• _WHAT YOU NEED TO DO_
Identify the lines that contain the string "Fecha" and report only how many there are.

Stored items
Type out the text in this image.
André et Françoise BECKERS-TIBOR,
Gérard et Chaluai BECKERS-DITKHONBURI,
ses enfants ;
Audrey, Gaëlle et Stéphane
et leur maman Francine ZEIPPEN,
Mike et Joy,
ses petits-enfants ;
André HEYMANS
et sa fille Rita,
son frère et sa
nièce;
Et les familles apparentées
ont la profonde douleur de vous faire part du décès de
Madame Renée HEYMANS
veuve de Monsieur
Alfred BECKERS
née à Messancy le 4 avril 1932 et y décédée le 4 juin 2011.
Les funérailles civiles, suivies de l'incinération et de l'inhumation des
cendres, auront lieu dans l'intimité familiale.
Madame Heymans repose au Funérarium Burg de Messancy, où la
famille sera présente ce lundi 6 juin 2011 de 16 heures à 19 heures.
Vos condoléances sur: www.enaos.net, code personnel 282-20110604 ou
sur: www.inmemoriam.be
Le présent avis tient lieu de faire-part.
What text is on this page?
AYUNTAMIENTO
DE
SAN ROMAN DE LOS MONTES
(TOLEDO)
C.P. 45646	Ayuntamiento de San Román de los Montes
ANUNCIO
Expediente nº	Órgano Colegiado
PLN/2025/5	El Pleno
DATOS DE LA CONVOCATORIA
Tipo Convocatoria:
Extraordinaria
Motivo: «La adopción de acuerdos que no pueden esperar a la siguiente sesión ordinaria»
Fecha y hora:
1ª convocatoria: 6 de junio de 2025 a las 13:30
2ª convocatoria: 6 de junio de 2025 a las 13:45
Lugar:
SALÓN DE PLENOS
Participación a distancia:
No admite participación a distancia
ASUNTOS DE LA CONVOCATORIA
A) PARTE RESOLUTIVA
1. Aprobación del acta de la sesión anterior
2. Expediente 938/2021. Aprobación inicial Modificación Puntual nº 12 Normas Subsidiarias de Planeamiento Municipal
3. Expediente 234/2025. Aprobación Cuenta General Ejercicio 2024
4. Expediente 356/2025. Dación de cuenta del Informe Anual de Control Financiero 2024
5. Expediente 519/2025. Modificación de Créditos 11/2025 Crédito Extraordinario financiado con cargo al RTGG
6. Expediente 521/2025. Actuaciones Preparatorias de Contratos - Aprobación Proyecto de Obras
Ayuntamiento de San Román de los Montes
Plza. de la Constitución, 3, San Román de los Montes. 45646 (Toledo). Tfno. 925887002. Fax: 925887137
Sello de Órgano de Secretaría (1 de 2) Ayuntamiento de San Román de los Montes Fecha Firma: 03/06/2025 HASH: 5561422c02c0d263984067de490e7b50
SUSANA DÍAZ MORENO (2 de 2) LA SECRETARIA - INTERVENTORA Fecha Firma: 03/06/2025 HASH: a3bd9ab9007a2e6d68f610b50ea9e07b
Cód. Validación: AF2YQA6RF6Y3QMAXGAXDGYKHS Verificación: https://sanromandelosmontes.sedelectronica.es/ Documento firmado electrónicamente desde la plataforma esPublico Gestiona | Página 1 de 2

• _ANSWER_
3